== Input data

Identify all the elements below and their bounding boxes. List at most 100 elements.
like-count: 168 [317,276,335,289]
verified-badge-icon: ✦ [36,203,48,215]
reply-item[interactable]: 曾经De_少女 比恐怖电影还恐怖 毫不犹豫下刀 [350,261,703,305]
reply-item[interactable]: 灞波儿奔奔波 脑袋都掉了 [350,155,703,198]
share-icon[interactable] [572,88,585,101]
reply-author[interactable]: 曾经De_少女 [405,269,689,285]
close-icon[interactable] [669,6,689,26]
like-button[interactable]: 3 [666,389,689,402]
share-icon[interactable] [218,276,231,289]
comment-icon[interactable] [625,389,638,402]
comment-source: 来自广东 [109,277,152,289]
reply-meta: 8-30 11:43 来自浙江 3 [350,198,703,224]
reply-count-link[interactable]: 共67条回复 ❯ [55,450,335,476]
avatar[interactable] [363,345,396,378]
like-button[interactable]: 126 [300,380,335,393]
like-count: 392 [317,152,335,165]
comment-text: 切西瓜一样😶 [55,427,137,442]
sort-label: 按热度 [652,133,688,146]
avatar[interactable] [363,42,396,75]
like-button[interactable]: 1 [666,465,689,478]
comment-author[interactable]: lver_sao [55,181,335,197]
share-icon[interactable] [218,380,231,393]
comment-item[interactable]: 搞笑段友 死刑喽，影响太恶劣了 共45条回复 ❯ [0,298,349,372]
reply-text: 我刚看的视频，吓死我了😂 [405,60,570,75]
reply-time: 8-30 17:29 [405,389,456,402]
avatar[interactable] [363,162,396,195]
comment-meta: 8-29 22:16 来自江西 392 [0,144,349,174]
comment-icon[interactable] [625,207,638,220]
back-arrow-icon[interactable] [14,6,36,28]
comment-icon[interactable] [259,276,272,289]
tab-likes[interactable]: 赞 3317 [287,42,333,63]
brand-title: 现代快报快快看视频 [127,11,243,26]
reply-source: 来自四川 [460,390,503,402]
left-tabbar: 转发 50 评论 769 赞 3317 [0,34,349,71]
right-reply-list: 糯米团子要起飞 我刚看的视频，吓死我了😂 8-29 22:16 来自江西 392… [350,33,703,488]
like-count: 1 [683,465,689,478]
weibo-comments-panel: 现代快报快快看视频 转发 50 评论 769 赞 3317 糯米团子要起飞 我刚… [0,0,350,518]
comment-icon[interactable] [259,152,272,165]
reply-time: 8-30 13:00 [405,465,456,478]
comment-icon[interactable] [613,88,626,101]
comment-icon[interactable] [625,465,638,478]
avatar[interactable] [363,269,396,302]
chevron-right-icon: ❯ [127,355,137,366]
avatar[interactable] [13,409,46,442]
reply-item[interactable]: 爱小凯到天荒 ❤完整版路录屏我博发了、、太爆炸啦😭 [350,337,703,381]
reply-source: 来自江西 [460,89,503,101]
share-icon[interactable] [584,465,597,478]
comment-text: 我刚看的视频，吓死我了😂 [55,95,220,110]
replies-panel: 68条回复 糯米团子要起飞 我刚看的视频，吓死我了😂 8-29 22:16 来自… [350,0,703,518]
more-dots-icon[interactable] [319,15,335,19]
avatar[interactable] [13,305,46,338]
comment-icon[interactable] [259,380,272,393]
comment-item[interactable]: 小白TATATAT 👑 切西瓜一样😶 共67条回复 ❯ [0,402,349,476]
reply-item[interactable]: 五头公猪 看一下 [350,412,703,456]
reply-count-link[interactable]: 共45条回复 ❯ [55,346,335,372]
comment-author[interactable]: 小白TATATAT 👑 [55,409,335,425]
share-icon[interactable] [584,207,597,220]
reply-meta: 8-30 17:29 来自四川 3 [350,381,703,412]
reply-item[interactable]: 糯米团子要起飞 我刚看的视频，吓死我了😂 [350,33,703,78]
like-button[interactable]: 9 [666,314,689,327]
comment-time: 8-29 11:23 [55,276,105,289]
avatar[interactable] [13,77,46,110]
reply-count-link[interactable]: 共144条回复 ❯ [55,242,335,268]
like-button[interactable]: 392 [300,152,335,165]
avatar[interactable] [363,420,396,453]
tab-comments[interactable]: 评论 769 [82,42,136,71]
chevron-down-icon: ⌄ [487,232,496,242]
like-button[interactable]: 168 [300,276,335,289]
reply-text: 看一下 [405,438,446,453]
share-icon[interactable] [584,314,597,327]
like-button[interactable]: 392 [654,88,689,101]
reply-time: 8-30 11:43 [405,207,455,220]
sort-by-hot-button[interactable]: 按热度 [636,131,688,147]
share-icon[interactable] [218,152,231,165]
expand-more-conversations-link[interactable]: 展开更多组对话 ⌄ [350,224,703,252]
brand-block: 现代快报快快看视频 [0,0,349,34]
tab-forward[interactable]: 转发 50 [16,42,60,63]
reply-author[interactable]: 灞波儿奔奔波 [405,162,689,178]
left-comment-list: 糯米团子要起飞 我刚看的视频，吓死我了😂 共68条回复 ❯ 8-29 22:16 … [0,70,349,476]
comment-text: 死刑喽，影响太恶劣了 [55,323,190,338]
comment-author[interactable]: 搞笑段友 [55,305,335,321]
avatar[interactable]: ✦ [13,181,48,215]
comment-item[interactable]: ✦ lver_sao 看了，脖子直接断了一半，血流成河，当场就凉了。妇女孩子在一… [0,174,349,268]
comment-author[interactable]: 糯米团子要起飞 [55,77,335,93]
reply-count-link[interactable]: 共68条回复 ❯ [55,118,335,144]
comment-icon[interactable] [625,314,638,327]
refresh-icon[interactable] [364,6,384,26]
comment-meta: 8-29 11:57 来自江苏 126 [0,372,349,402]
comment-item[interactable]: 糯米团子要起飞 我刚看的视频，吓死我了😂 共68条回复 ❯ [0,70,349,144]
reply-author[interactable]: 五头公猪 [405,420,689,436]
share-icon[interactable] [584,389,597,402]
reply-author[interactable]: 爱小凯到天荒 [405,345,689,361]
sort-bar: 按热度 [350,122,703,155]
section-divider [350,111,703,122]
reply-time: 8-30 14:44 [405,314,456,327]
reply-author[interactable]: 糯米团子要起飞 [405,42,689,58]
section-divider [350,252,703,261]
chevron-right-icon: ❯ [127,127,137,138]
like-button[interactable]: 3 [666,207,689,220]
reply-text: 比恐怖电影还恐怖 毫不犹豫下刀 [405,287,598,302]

====

▸ **Goal of the exercise**:
Lay out every line of the records above as a Markdown table with two columns, Row and Line. Number each row and leave out blank lines.

▸ **Answer to this problem**:
| Row | Line |
|---|---|
| 1 | Identify all the elements below and their bounding boxes. List at most 100 elements. |
| 2 | like-count: 168 [317,276,335,289] |
| 3 | verified-badge-icon: ✦ [36,203,48,215] |
| 4 | reply-item[interactable]: 曾经De_少女 比恐怖电影还恐怖 毫不犹豫下刀 [350,261,703,305] |
| 5 | reply-item[interactable]: 灞波儿奔奔波 脑袋都掉了 [350,155,703,198] |
| 6 | share-icon[interactable] [572,88,585,101] |
| 7 | reply-author[interactable]: 曾经De_少女 [405,269,689,285] |
| 8 | close-icon[interactable] [669,6,689,26] |
| 9 | like-button[interactable]: 3 [666,389,689,402] |
| 10 | share-icon[interactable] [218,276,231,289] |
| 11 | comment-icon[interactable] [625,389,638,402] |
| 12 | comment-source: 来自广东 [109,277,152,289] |
| 13 | reply-meta: 8-30 11:43 来自浙江 3 [350,198,703,224] |
| 14 | reply-count-link[interactable]: 共67条回复 ❯ [55,450,335,476] |
| 15 | avatar[interactable] [363,345,396,378] |
| 16 | like-button[interactable]: 126 [300,380,335,393] |
| 17 | like-count: 392 [317,152,335,165] |
| 18 | comment-text: 切西瓜一样😶 [55,427,137,442] |
| 19 | sort-label: 按热度 [652,133,688,146] |
| 20 | avatar[interactable] [363,42,396,75] |
| 21 | like-button[interactable]: 1 [666,465,689,478] |
| 22 | comment-author[interactable]: lver_sao [55,181,335,197] |
| 23 | share-icon[interactable] [218,380,231,393] |
| 24 | comment-item[interactable]: 搞笑段友 死刑喽，影响太恶劣了 共45条回复 ❯ [0,298,349,372] |
| 25 | reply-text: 我刚看的视频，吓死我了😂 [405,60,570,75] |
| 26 | reply-time: 8-30 17:29 [405,389,456,402] |
| 27 | avatar[interactable] [363,162,396,195] |
| 28 | comment-meta: 8-29 22:16 来自江西 392 [0,144,349,174] |
| 29 | comment-icon[interactable] [625,207,638,220] |
| 30 | back-arrow-icon[interactable] [14,6,36,28] |
| 31 | comment-icon[interactable] [259,276,272,289] |
| 32 | tab-likes[interactable]: 赞 3317 [287,42,333,63] |
| 33 | brand-title: 现代快报快快看视频 [127,11,243,26] |
| 34 | reply-source: 来自四川 [460,390,503,402] |
| 35 | left-tabbar: 转发 50 评论 769 赞 3317 [0,34,349,71] |
| 36 | right-reply-list: 糯米团子要起飞 我刚看的视频，吓死我了😂 8-29 22:16 来自江西 392… [350,33,703,488] |
| 37 | like-count: 1 [683,465,689,478] |
| 38 | weibo-comments-panel: 现代快报快快看视频 转发 50 评论 769 赞 3317 糯米团子要起飞 我刚… [0,0,350,518] |
| 39 | comment-icon[interactable] [259,152,272,165] |
| 40 | reply-time: 8-30 13:00 [405,465,456,478] |
| 41 | comment-icon[interactable] [613,88,626,101] |
| 42 | comment-icon[interactable] [625,465,638,478] |
| 43 | avatar[interactable] [363,269,396,302] |
| 44 | chevron-right-icon: ❯ [127,355,137,366] |
| 45 | avatar[interactable] [13,409,46,442] |
| 46 | reply-item[interactable]: 爱小凯到天荒 ❤完整版路录屏我博发了、、太爆炸啦😭 [350,337,703,381] |
| 47 | reply-source: 来自江西 [460,89,503,101] |
| 48 | share-icon[interactable] [584,465,597,478] |
| 49 | comment-text: 我刚看的视频，吓死我了😂 [55,95,220,110] |
| 50 | replies-panel: 68条回复 糯米团子要起飞 我刚看的视频，吓死我了😂 8-29 22:16 来自… [350,0,703,518] |
| 51 | more-dots-icon[interactable] [319,15,335,19] |
| 52 | avatar[interactable] [13,305,46,338] |
| 53 | comment-icon[interactable] [259,380,272,393] |
| 54 | comment-item[interactable]: 小白TATATAT 👑 切西瓜一样😶 共67条回复 ❯ [0,402,349,476] |
| 55 | reply-item[interactable]: 五头公猪 看一下 [350,412,703,456] |
| 56 | reply-count-link[interactable]: 共45条回复 ❯ [55,346,335,372] |
| 57 | comment-author[interactable]: 小白TATATAT 👑 [55,409,335,425] |
| 58 | share-icon[interactable] [584,207,597,220] |
| 59 | reply-meta: 8-30 17:29 来自四川 3 [350,381,703,412] |
| 60 | reply-item[interactable]: 糯米团子要起飞 我刚看的视频，吓死我了😂 [350,33,703,78] |
| 61 | like-button[interactable]: 9 [666,314,689,327] |
| 62 | comment-time: 8-29 11:23 [55,276,105,289] |
| 63 | avatar[interactable] [13,77,46,110] |
| 64 | reply-count-link[interactable]: 共144条回复 ❯ [55,242,335,268] |
| 65 | like-button[interactable]: 392 [300,152,335,165] |
| 66 | avatar[interactable] [363,420,396,453] |
| 67 | tab-comments[interactable]: 评论 769 [82,42,136,71] |
| 68 | chevron-down-icon: ⌄ [487,232,496,242] |
| 69 | like-button[interactable]: 168 [300,276,335,289] |
| 70 | reply-text: 看一下 [405,438,446,453] |
| 71 | share-icon[interactable] [584,314,597,327] |
| 72 | like-button[interactable]: 392 [654,88,689,101] |
| 73 | reply-time: 8-30 11:43 [405,207,455,220] |
| 74 | sort-by-hot-button[interactable]: 按热度 [636,131,688,147] |
| 75 | share-icon[interactable] [218,152,231,165] |
| 76 | expand-more-conversations-link[interactable]: 展开更多组对话 ⌄ [350,224,703,252] |
| 77 | brand-block: 现代快报快快看视频 [0,0,349,34] |
| 78 | tab-forward[interactable]: 转发 50 [16,42,60,63] |
| 79 | reply-author[interactable]: 灞波儿奔奔波 [405,162,689,178] |
| 80 | left-comment-list: 糯米团子要起飞 我刚看的视频，吓死我了😂 共68条回复 ❯ 8-29 22:16 … [0,70,349,476] |
| 81 | comment-text: 死刑喽，影响太恶劣了 [55,323,190,338] |
| 82 | comment-author[interactable]: 搞笑段友 [55,305,335,321] |
| 83 | avatar[interactable]: ✦ [13,181,48,215] |
| 84 | comment-item[interactable]: ✦ lver_sao 看了，脖子直接断了一半，血流成河，当场就凉了。妇女孩子在一… [0,174,349,268] |
| 85 | comment-author[interactable]: 糯米团子要起飞 [55,77,335,93] |
| 86 | reply-count-link[interactable]: 共68条回复 ❯ [55,118,335,144] |
| 87 | comment-icon[interactable] [625,314,638,327] |
| 88 | refresh-icon[interactable] [364,6,384,26] |
| 89 | comment-meta: 8-29 11:57 来自江苏 126 [0,372,349,402] |
| 90 | comment-item[interactable]: 糯米团子要起飞 我刚看的视频，吓死我了😂 共68条回复 ❯ [0,70,349,144] |
| 91 | reply-author[interactable]: 五头公猪 [405,420,689,436] |
| 92 | share-icon[interactable] [584,389,597,402] |
| 93 | reply-author[interactable]: 爱小凯到天荒 [405,345,689,361] |
| 94 | sort-bar: 按热度 [350,122,703,155] |
| 95 | section-divider [350,111,703,122] |
| 96 | reply-time: 8-30 14:44 [405,314,456,327] |
| 97 | reply-author[interactable]: 糯米团子要起飞 [405,42,689,58] |
| 98 | section-divider [350,252,703,261] |
| 99 | chevron-right-icon: ❯ [127,127,137,138] |
| 100 | like-button[interactable]: 3 [666,207,689,220] |
| 101 | reply-text: 比恐怖电影还恐怖 毫不犹豫下刀 [405,287,598,302] |